■ EXTRACTED TEXT ■
I have a class which has a property called StopRequested. This flag can be set by other threads at any time, and needs to indicate to my code that it should stop what it's doing and exit (this is a Windows Service based process, and when Stop is called, all processing needs to clean up and stop).
I wish to create some other classes to do the actual brunt of the processing work, however these classes also have to be aware of the "stop" flag. You can't just pass the flag because it will pass a copy, and you can't pass properties as ref types.
So how do you propagate a property that might change at any time into other classes?
The only thing I can think of is to pass a reference to the parent class, but I dislike coupling the worker classes to the parent for one flag. Any suggestions would be appreciated.
EDIT:
Here's a basic example:
public class A
{
public bool StopRequested { get; set; }
private Worker = new Worker();
public void DoWork();
{
worker.DoWork();
}
}
public class Worker
{
public void DoWork()

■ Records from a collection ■
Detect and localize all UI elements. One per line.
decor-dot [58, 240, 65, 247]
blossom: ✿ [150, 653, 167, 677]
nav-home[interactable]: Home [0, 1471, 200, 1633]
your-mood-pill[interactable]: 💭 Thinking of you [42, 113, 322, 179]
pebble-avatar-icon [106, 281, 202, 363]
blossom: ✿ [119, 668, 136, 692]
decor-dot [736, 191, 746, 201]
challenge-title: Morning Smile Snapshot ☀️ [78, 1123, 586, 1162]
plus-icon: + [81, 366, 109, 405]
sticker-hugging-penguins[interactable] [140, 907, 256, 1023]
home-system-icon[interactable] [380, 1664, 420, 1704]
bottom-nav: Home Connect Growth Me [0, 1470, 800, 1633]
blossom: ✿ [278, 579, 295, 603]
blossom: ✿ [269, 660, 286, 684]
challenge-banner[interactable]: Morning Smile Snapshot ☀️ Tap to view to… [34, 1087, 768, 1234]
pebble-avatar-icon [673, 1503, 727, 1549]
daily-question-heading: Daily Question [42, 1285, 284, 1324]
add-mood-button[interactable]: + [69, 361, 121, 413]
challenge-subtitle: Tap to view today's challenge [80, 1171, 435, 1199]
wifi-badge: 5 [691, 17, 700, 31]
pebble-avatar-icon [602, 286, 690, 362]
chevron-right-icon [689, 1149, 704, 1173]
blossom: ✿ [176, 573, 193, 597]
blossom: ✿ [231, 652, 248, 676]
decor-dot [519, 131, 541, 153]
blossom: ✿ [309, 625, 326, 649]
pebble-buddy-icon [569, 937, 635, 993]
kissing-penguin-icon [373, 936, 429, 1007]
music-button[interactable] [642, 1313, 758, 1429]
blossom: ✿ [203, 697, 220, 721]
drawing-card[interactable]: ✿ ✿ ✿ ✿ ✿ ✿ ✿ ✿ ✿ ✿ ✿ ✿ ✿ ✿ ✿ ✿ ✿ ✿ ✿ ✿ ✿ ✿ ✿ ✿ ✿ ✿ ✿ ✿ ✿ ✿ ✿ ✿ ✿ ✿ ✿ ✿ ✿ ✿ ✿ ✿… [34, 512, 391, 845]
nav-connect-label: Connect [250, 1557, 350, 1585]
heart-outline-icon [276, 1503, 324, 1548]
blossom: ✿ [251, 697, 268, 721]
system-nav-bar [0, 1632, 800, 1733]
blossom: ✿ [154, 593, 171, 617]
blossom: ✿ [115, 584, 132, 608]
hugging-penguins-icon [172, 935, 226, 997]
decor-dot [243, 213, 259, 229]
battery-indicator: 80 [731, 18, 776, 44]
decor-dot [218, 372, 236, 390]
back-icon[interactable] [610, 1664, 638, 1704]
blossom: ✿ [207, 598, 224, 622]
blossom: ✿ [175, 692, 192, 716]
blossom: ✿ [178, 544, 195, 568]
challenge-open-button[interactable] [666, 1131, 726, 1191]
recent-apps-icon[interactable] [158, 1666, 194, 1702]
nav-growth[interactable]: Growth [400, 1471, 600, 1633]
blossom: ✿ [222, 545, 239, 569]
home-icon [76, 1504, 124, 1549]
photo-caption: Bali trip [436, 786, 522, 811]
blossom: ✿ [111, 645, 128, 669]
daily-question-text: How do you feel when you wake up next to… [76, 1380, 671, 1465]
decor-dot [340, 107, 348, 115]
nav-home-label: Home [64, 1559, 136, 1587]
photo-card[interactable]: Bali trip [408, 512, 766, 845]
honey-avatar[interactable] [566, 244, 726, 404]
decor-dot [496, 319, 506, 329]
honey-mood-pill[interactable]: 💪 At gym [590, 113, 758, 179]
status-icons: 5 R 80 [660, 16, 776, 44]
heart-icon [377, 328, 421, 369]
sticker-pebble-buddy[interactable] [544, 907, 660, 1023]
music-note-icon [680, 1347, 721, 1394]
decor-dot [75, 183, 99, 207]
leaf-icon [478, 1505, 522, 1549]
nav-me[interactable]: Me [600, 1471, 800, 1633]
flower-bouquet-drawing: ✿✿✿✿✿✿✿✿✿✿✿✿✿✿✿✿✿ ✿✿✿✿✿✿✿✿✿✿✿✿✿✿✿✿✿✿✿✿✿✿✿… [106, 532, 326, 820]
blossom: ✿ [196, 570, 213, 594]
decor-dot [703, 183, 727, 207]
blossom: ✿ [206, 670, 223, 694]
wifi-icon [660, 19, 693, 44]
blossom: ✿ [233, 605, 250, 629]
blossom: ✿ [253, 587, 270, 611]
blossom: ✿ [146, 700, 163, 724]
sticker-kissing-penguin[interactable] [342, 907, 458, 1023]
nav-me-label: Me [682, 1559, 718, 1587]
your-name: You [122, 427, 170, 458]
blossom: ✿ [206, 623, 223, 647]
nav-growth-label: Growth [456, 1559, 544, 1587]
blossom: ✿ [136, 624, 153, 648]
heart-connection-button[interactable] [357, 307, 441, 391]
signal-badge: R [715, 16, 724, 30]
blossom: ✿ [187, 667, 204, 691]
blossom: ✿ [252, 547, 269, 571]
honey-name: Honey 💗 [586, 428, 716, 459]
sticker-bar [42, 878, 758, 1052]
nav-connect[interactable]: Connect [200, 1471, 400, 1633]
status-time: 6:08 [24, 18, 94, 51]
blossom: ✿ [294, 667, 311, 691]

■ EXERCISE OBJECTIVE ■
In the text about the StopRequested flag, please rewrite the paragraph beginning "I have a class which has a property called StopRequested" as a short bulleted list that keeps its main facts.

■ RESULT ■
- A class has a property called StopRequested.
- Other threads can set this flag at any time.
- The flag tells the code to stop what it is doing and exit.
- The process is based on a Windows Service.
- When Stop is called, all processing must clean up and stop.